┌──
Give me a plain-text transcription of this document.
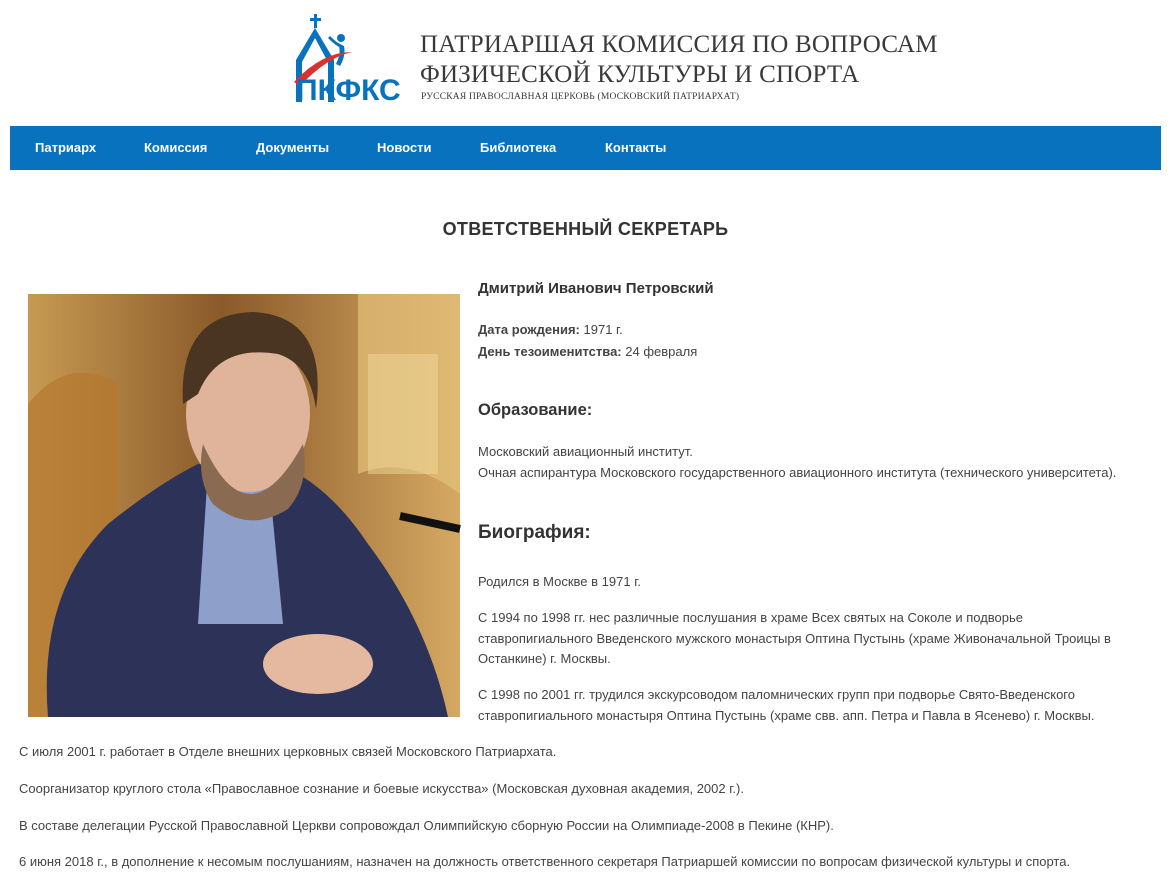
ПКФКС
ПАТРИАРШАЯ КОМИССИЯ ПО ВОПРОСАМ
ФИЗИЧЕСКОЙ КУЛЬТУРЫ И СПОРТА
РУССКАЯ ПРАВОСЛАВНАЯ ЦЕРКОВЬ (МОСКОВСКИЙ ПАТРИАРХАТ)
Патриарх	Комиссия	Документы	Новости	Библиотека	Контакты
ОТВЕТСТВЕННЫЙ СЕКРЕТАРЬ
Дмитрий Иванович Петровский
Дата рождения: 1971 г.
День тезоименитства: 24 февраля
Образование:
Московский авиационный институт.
Очная аспирантура Московского государственного авиационного института (технического университета).
Биография:
Родился в Москве в 1971 г.
С 1994 по 1998 гг. нес различные послушания в храме Всех святых на Соколе и подворье
ставропигиального Введенского мужского монастыря Оптина Пустынь (храме Живоначальной Троицы в
Останкине) г. Москвы.
С 1998 по 2001 гг. трудился экскурсоводом паломнических групп при подворье Свято-Введенского
ставропигиального монастыря Оптина Пустынь (храме свв. апп. Петра и Павла в Ясенево) г. Москвы.
С июля 2001 г. работает в Отделе внешних церковных связей Московского Патриархата.
Соорганизатор круглого стола «Православное сознание и боевые искусства» (Московская духовная академия, 2002 г.).
В составе делегации Русской Православной Церкви сопровождал Олимпийскую сборную России на Олимпиаде-2008 в Пекине (КНР).
6 июня 2018 г., в дополнение к несомым послушаниям, назначен на должность ответственного секретаря Патриаршей комиссии по вопросам физической культуры и спорта.
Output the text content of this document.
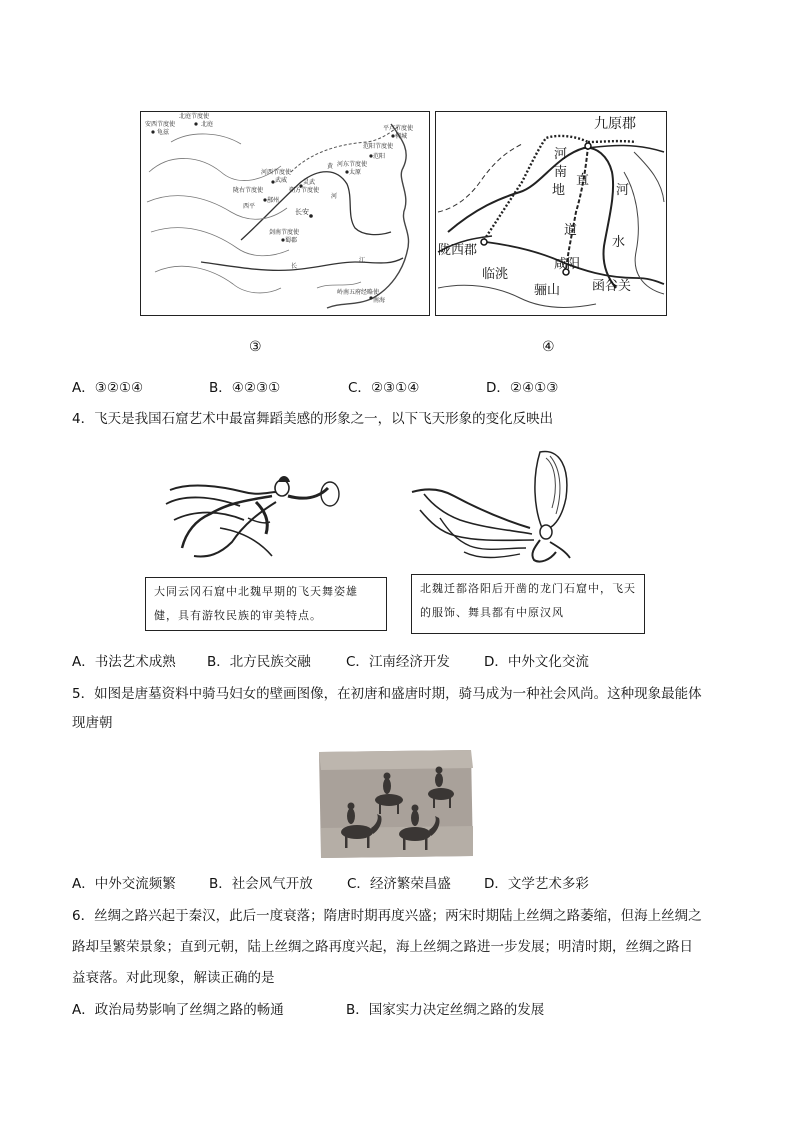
北庭节度使
北庭
安西节度使
龟兹
河西节度使
武威
陇右节度使
鄯州
西平
朔方节度使
灵武
河东节度使
太原
范阳节度使
范阳
平卢节度使
柳城
长安
剑南节度使
蜀郡
岭南五府经略使
南海
河
黄
江
长
九原郡
河
南
地
直
道
河
水
陇西郡
临洮
咸阳
骊山 函谷关
③	④
A．③②①④	B．④②③①	C．②③①④	D．②④①③
4．飞天是我国石窟艺术中最富舞蹈美感的形象之一，以下飞天形象的变化反映出
大同云冈石窟中北魏早期的飞天舞姿雄健，具有游牧民族的审美特点。
北魏迁都洛阳后开凿的龙门石窟中，飞天的服饰、舞具都有中原汉风
A．书法艺术成熟 B．北方民族交融	C．江南经济开发	D．中外文化交流
5．如图是唐墓资料中骑马妇女的壁画图像，在初唐和盛唐时期，骑马成为一种社会风尚。这种现象最能体
现唐朝
A．中外交流频繁 B．社会风气开放	C．经济繁荣昌盛 D．文学艺术多彩
6．丝绸之路兴起于秦汉，此后一度衰落；隋唐时期再度兴盛；两宋时期陆上丝绸之路萎缩，但海上丝绸之
路却呈繁荣景象；直到元朝，陆上丝绸之路再度兴起，海上丝绸之路进一步发展；明清时期，丝绸之路日
益衰落。对此现象，解读正确的是
A．政治局势影响了丝绸之路的畅通	B．国家实力决定丝绸之路的发展
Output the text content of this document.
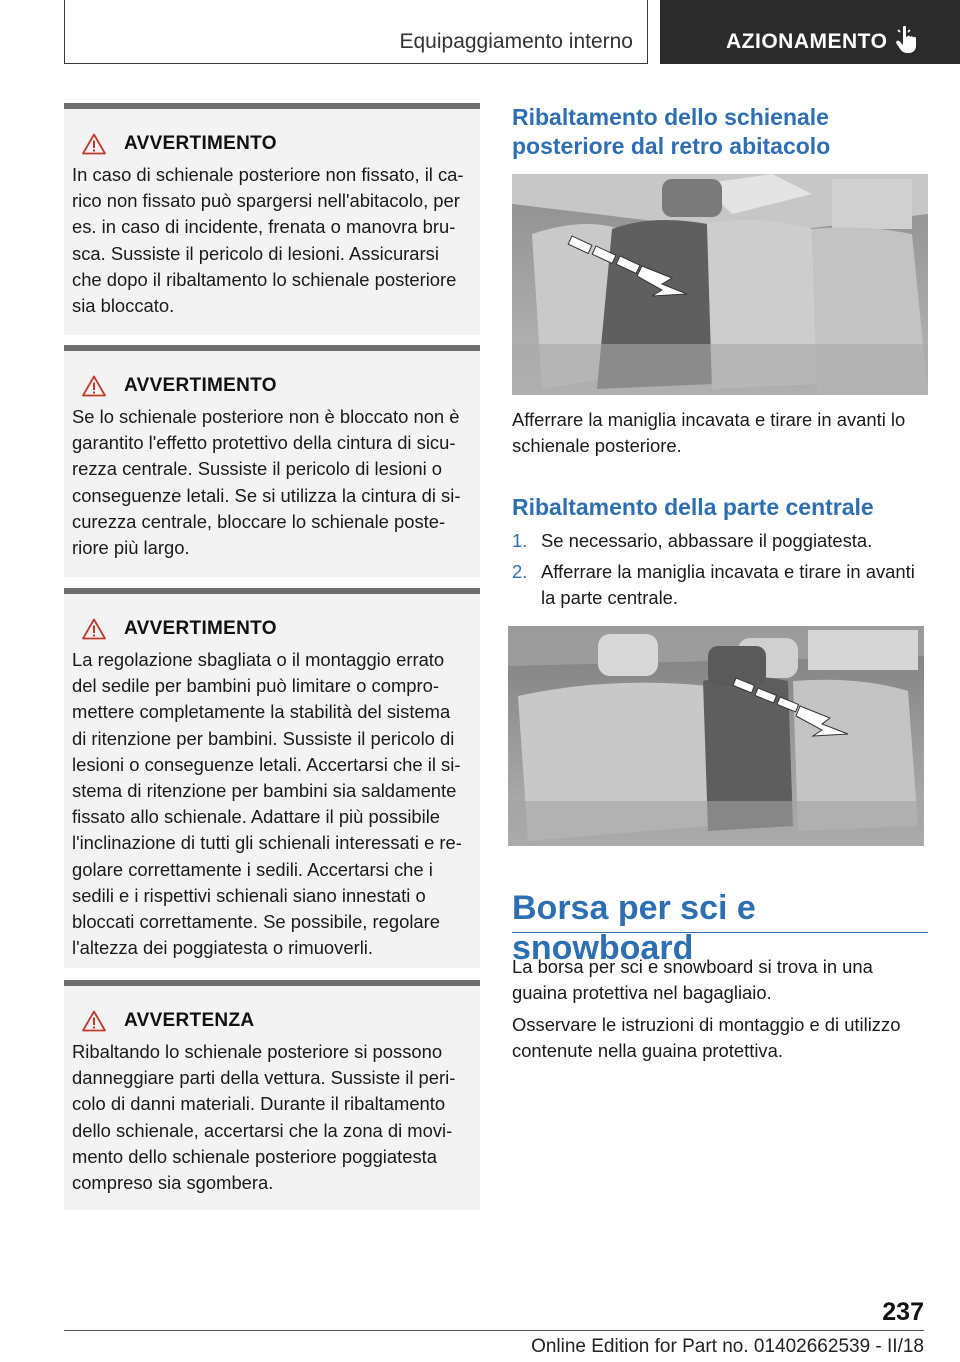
Equipaggiamento interno	AZIONAMENTO
AVVERTIMENTO
In caso di schienale posteriore non fissato, il ca-
rico non fissato può spargersi nell'abitacolo, per
es. in caso di incidente, frenata o manovra bru-
sca. Sussiste il pericolo di lesioni. Assicurarsi
che dopo il ribaltamento lo schienale posteriore
sia bloccato.
AVVERTIMENTO
Se lo schienale posteriore non è bloccato non è
garantito l'effetto protettivo della cintura di sicu-
rezza centrale. Sussiste il pericolo di lesioni o
conseguenze letali. Se si utilizza la cintura di si-
curezza centrale, bloccare lo schienale poste-
riore più largo.
AVVERTIMENTO
La regolazione sbagliata o il montaggio errato
del sedile per bambini può limitare o compro-
mettere completamente la stabilità del sistema
di ritenzione per bambini. Sussiste il pericolo di
lesioni o conseguenze letali. Accertarsi che il si-
stema di ritenzione per bambini sia saldamente
fissato allo schienale. Adattare il più possibile
l'inclinazione di tutti gli schienali interessati e re-
golare correttamente i sedili. Accertarsi che i
sedili e i rispettivi schienali siano innestati o
bloccati correttamente. Se possibile, regolare
l'altezza dei poggiatesta o rimuoverli.
AVVERTENZA
Ribaltando lo schienale posteriore si possono
danneggiare parti della vettura. Sussiste il peri-
colo di danni materiali. Durante il ribaltamento
dello schienale, accertarsi che la zona di movi-
mento dello schienale posteriore poggiatesta
compreso sia sgombera.
Ribaltamento dello schienale
posteriore dal retro abitacolo
Afferrare la maniglia incavata e tirare in avanti lo
schienale posteriore.
Ribaltamento della parte centrale
1. Se necessario, abbassare il poggiatesta.
2. Afferrare la maniglia incavata e tirare in avanti
la parte centrale.
Borsa per sci e snowboard
La borsa per sci e snowboard si trova in una
guaina protettiva nel bagagliaio.
Osservare le istruzioni di montaggio e di utilizzo
contenute nella guaina protettiva.
237
Online Edition for Part no. 01402662539 - II/18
└──
Please write out all of the material above without changing a word, and omit any pictures.

Give me a plain-text transcription of this document.
ПКФКС
ПАТРИАРШАЯ КОМИССИЯ ПО ВОПРОСАМ
ФИЗИЧЕСКОЙ КУЛЬТУРЫ И СПОРТА
РУССКАЯ ПРАВОСЛАВНАЯ ЦЕРКОВЬ (МОСКОВСКИЙ ПАТРИАРХАТ)
Патриарх	Комиссия	Документы	Новости	Библиотека	Контакты
ОТВЕТСТВЕННЫЙ СЕКРЕТАРЬ
Дмитрий Иванович Петровский
Дата рождения: 1971 г.
День тезоименитства: 24 февраля
Образование:
Московский авиационный институт.
Очная аспирантура Московского государственного авиационного института (технического университета).
Биография:
Родился в Москве в 1971 г.
С 1994 по 1998 гг. нес различные послушания в храме Всех святых на Соколе и подворье
ставропигиального Введенского мужского монастыря Оптина Пустынь (храме Живоначальной Троицы в
Останкине) г. Москвы.
С 1998 по 2001 гг. трудился экскурсоводом паломнических групп при подворье Свято-Введенского
ставропигиального монастыря Оптина Пустынь (храме свв. апп. Петра и Павла в Ясенево) г. Москвы.
С июля 2001 г. работает в Отделе внешних церковных связей Московского Патриархата.
Соорганизатор круглого стола «Православное сознание и боевые искусства» (Московская духовная академия, 2002 г.).
В составе делегации Русской Православной Церкви сопровождал Олимпийскую сборную России на Олимпиаде-2008 в Пекине (КНР).
6 июня 2018 г., в дополнение к несомым послушаниям, назначен на должность ответственного секретаря Патриаршей комиссии по вопросам физической культуры и спорта.
Output the text content of this document.
北庭节度使
北庭
安西节度使
龟兹
河西节度使
武威
陇右节度使
鄯州
西平
朔方节度使
灵武
河东节度使
太原
范阳节度使
范阳
平卢节度使
柳城
长安
剑南节度使
蜀郡
岭南五府经略使
南海
河
黄
江
长
九原郡
河
南
地
直
道
河
水
陇西郡
临洮
咸阳
骊山 函谷关
③	④
A．③②①④	B．④②③①	C．②③①④	D．②④①③
4．飞天是我国石窟艺术中最富舞蹈美感的形象之一，以下飞天形象的变化反映出
大同云冈石窟中北魏早期的飞天舞姿雄健，具有游牧民族的审美特点。
北魏迁都洛阳后开凿的龙门石窟中，飞天的服饰、舞具都有中原汉风
A．书法艺术成熟 B．北方民族交融	C．江南经济开发	D．中外文化交流
5．如图是唐墓资料中骑马妇女的壁画图像，在初唐和盛唐时期，骑马成为一种社会风尚。这种现象最能体
现唐朝
A．中外交流频繁 B．社会风气开放	C．经济繁荣昌盛 D．文学艺术多彩
6．丝绸之路兴起于秦汉，此后一度衰落；隋唐时期再度兴盛；两宋时期陆上丝绸之路萎缩，但海上丝绸之
路却呈繁荣景象；直到元朝，陆上丝绸之路再度兴起，海上丝绸之路进一步发展；明清时期，丝绸之路日
益衰落。对此现象，解读正确的是
A．政治局势影响了丝绸之路的畅通	B．国家实力决定丝绸之路的发展
Output the text content of this document.
Equipaggiamento interno	AZIONAMENTO
AVVERTIMENTO
In caso di schienale posteriore non fissato, il ca-
rico non fissato può spargersi nell'abitacolo, per
es. in caso di incidente, frenata o manovra bru-
sca. Sussiste il pericolo di lesioni. Assicurarsi
che dopo il ribaltamento lo schienale posteriore
sia bloccato.
AVVERTIMENTO
Se lo schienale posteriore non è bloccato non è
garantito l'effetto protettivo della cintura di sicu-
rezza centrale. Sussiste il pericolo di lesioni o
conseguenze letali. Se si utilizza la cintura di si-
curezza centrale, bloccare lo schienale poste-
riore più largo.
AVVERTIMENTO
La regolazione sbagliata o il montaggio errato
del sedile per bambini può limitare o compro-
mettere completamente la stabilità del sistema
di ritenzione per bambini. Sussiste il pericolo di
lesioni o conseguenze letali. Accertarsi che il si-
stema di ritenzione per bambini sia saldamente
fissato allo schienale. Adattare il più possibile
l'inclinazione di tutti gli schienali interessati e re-
golare correttamente i sedili. Accertarsi che i
sedili e i rispettivi schienali siano innestati o
bloccati correttamente. Se possibile, regolare
l'altezza dei poggiatesta o rimuoverli.
AVVERTENZA
Ribaltando lo schienale posteriore si possono
danneggiare parti della vettura. Sussiste il peri-
colo di danni materiali. Durante il ribaltamento
dello schienale, accertarsi che la zona di movi-
mento dello schienale posteriore poggiatesta
compreso sia sgombera.
Ribaltamento dello schienale
posteriore dal retro abitacolo
Afferrare la maniglia incavata e tirare in avanti lo
schienale posteriore.
Ribaltamento della parte centrale
1. Se necessario, abbassare il poggiatesta.
2. Afferrare la maniglia incavata e tirare in avanti
la parte centrale.
Borsa per sci e snowboard
La borsa per sci e snowboard si trova in una
guaina protettiva nel bagagliaio.
Osservare le istruzioni di montaggio e di utilizzo
contenute nella guaina protettiva.
237
Online Edition for Part no. 01402662539 - II/18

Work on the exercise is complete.